§ Task objective: What lines of the data hold the string "JSON"? Pull each one out.

╔══

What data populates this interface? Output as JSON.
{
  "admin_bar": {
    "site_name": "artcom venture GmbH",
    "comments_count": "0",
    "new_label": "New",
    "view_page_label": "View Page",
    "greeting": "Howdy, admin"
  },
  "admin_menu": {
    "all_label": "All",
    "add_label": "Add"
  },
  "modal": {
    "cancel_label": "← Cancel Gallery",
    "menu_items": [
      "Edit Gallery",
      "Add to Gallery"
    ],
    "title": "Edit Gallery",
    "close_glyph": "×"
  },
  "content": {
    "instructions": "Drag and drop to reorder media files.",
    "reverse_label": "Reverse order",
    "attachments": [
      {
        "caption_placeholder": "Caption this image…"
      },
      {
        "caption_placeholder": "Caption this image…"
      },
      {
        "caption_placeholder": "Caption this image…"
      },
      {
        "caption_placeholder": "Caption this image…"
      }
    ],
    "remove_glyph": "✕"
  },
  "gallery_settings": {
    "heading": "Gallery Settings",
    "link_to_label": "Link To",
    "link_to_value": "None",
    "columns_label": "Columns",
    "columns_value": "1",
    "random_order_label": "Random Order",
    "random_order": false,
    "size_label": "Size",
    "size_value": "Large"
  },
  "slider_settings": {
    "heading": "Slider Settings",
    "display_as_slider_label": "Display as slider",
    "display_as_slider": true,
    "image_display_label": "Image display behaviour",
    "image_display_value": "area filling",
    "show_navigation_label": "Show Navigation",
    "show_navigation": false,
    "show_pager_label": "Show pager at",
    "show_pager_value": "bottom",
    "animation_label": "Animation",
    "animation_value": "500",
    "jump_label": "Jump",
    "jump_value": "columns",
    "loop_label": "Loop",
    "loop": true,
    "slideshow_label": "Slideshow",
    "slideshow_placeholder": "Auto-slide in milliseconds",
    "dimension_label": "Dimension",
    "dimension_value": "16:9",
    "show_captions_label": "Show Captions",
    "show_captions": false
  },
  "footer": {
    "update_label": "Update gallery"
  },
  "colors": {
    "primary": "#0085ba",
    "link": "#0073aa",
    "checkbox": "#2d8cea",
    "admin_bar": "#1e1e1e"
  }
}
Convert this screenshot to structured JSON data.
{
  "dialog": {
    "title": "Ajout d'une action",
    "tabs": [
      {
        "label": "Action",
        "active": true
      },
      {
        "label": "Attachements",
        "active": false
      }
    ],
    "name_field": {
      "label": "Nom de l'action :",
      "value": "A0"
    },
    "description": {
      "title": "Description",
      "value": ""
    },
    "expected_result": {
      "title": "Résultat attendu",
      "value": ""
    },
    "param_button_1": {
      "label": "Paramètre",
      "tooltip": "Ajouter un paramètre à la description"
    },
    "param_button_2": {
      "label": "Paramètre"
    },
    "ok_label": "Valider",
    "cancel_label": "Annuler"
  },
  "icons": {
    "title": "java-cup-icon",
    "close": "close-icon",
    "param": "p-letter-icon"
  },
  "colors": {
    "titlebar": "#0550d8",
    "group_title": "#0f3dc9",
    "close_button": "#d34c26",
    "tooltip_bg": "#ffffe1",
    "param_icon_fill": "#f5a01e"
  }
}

╚══

§ Reply to the exercise:
What data populates this interface? Output as JSON.
Convert this screenshot to structured JSON data.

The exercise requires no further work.